[Brief] Please extract each line of the items below and reproduce every one of them without any changes.

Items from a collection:
........

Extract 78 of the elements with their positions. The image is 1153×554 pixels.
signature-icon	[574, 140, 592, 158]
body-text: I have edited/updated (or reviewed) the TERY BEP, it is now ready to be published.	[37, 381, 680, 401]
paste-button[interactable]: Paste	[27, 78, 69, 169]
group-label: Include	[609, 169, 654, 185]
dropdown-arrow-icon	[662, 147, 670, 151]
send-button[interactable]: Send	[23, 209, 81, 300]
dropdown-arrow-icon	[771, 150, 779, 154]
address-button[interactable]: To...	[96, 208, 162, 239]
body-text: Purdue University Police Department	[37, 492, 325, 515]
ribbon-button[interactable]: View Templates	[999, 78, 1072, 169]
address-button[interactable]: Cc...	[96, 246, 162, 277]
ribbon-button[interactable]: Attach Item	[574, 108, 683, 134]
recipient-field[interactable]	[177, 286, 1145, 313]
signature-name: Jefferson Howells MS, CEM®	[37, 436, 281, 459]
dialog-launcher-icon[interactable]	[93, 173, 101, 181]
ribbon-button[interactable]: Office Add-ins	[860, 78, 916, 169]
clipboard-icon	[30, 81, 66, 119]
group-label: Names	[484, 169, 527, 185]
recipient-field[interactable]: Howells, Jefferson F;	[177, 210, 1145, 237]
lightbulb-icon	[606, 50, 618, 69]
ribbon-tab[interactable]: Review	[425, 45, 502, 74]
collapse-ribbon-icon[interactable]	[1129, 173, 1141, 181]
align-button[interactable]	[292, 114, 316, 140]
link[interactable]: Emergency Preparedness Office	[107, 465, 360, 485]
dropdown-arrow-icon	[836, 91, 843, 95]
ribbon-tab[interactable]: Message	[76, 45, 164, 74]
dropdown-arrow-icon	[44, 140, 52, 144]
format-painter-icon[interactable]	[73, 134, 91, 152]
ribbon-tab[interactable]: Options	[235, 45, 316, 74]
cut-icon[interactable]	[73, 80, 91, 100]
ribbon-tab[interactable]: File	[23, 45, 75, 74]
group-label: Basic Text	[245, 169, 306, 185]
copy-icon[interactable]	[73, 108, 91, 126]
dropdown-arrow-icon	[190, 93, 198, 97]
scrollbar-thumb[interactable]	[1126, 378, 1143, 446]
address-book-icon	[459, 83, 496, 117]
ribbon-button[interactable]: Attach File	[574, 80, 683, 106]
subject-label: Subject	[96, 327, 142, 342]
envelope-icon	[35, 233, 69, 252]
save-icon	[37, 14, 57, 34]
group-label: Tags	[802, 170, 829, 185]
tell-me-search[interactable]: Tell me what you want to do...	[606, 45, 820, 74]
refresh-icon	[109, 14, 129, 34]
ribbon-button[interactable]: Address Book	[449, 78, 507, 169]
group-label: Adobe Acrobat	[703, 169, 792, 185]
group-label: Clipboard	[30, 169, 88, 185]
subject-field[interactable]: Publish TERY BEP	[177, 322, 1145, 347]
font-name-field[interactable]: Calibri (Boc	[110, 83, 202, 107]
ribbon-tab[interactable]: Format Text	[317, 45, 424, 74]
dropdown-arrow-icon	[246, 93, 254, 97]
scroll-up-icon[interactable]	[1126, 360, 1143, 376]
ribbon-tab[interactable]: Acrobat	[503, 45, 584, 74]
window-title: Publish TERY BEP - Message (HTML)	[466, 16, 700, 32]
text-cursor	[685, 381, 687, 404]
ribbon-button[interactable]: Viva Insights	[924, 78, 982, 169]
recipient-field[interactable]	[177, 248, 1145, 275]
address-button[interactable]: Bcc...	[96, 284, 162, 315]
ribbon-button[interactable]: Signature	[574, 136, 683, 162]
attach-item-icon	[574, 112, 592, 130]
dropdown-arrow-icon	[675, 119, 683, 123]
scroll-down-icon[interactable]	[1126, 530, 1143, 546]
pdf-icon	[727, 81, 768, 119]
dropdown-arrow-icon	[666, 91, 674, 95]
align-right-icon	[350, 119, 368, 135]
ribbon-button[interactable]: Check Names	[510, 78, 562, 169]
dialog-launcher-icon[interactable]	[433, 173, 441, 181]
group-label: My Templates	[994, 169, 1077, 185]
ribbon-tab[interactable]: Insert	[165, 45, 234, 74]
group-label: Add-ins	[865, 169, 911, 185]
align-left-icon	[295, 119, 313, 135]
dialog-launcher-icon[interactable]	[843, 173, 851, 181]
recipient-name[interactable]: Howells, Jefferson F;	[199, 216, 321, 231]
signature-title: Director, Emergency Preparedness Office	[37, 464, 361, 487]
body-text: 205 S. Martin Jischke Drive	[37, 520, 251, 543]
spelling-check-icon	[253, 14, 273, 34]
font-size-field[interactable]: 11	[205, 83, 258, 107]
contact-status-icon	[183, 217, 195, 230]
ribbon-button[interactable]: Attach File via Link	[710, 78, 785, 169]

........

[Final answer]
Extract 78 of the elements with their positions. The image is 1153×554 pixels.
signature-icon	[574, 140, 592, 158]
body-text: I have edited/updated (or reviewed) the TERY BEP, it is now ready to be published.	[37, 381, 680, 401]
paste-button[interactable]: Paste	[27, 78, 69, 169]
group-label: Include	[609, 169, 654, 185]
dropdown-arrow-icon	[662, 147, 670, 151]
send-button[interactable]: Send	[23, 209, 81, 300]
dropdown-arrow-icon	[771, 150, 779, 154]
address-button[interactable]: To...	[96, 208, 162, 239]
body-text: Purdue University Police Department	[37, 492, 325, 515]
ribbon-button[interactable]: View Templates	[999, 78, 1072, 169]
address-button[interactable]: Cc...	[96, 246, 162, 277]
ribbon-button[interactable]: Attach Item	[574, 108, 683, 134]
recipient-field[interactable]	[177, 286, 1145, 313]
signature-name: Jefferson Howells MS, CEM®	[37, 436, 281, 459]
dialog-launcher-icon[interactable]	[93, 173, 101, 181]
ribbon-button[interactable]: Office Add-ins	[860, 78, 916, 169]
clipboard-icon	[30, 81, 66, 119]
group-label: Names	[484, 169, 527, 185]
recipient-field[interactable]: Howells, Jefferson F;	[177, 210, 1145, 237]
lightbulb-icon	[606, 50, 618, 69]
ribbon-tab[interactable]: Review	[425, 45, 502, 74]
collapse-ribbon-icon[interactable]	[1129, 173, 1141, 181]
align-button[interactable]	[292, 114, 316, 140]
link[interactable]: Emergency Preparedness Office	[107, 465, 360, 485]
dropdown-arrow-icon	[836, 91, 843, 95]
ribbon-tab[interactable]: Message	[76, 45, 164, 74]
dropdown-arrow-icon	[44, 140, 52, 144]
format-painter-icon[interactable]	[73, 134, 91, 152]
ribbon-tab[interactable]: Options	[235, 45, 316, 74]
cut-icon[interactable]	[73, 80, 91, 100]
ribbon-tab[interactable]: File	[23, 45, 75, 74]
group-label: Basic Text	[245, 169, 306, 185]
copy-icon[interactable]	[73, 108, 91, 126]
dropdown-arrow-icon	[190, 93, 198, 97]
scrollbar-thumb[interactable]	[1126, 378, 1143, 446]
address-book-icon	[459, 83, 496, 117]
ribbon-button[interactable]: Attach File	[574, 80, 683, 106]
subject-label: Subject	[96, 327, 142, 342]
envelope-icon	[35, 233, 69, 252]
save-icon	[37, 14, 57, 34]
group-label: Tags	[802, 170, 829, 185]
tell-me-search[interactable]: Tell me what you want to do...	[606, 45, 820, 74]
refresh-icon	[109, 14, 129, 34]
ribbon-button[interactable]: Address Book	[449, 78, 507, 169]
group-label: Adobe Acrobat	[703, 169, 792, 185]
group-label: Clipboard	[30, 169, 88, 185]
subject-field[interactable]: Publish TERY BEP	[177, 322, 1145, 347]
font-name-field[interactable]: Calibri (Boc	[110, 83, 202, 107]
ribbon-tab[interactable]: Format Text	[317, 45, 424, 74]
dropdown-arrow-icon	[246, 93, 254, 97]
scroll-up-icon[interactable]	[1126, 360, 1143, 376]
ribbon-tab[interactable]: Acrobat	[503, 45, 584, 74]
window-title: Publish TERY BEP - Message (HTML)	[466, 16, 700, 32]
text-cursor	[685, 381, 687, 404]
ribbon-button[interactable]: Viva Insights	[924, 78, 982, 169]
recipient-field[interactable]	[177, 248, 1145, 275]
address-button[interactable]: Bcc...	[96, 284, 162, 315]
ribbon-button[interactable]: Signature	[574, 136, 683, 162]
attach-item-icon	[574, 112, 592, 130]
dropdown-arrow-icon	[675, 119, 683, 123]
scroll-down-icon[interactable]	[1126, 530, 1143, 546]
pdf-icon	[727, 81, 768, 119]
dropdown-arrow-icon	[666, 91, 674, 95]
align-right-icon	[350, 119, 368, 135]
ribbon-button[interactable]: Check Names	[510, 78, 562, 169]
dialog-launcher-icon[interactable]	[433, 173, 441, 181]
group-label: My Templates	[994, 169, 1077, 185]
ribbon-tab[interactable]: Insert	[165, 45, 234, 74]
group-label: Add-ins	[865, 169, 911, 185]
align-left-icon	[295, 119, 313, 135]
dialog-launcher-icon[interactable]	[843, 173, 851, 181]
recipient-name[interactable]: Howells, Jefferson F;	[199, 216, 321, 231]
signature-title: Director, Emergency Preparedness Office	[37, 464, 361, 487]
body-text: 205 S. Martin Jischke Drive	[37, 520, 251, 543]
spelling-check-icon	[253, 14, 273, 34]
font-size-field[interactable]: 11	[205, 83, 258, 107]
contact-status-icon	[183, 217, 195, 230]
ribbon-button[interactable]: Attach File via Link	[710, 78, 785, 169]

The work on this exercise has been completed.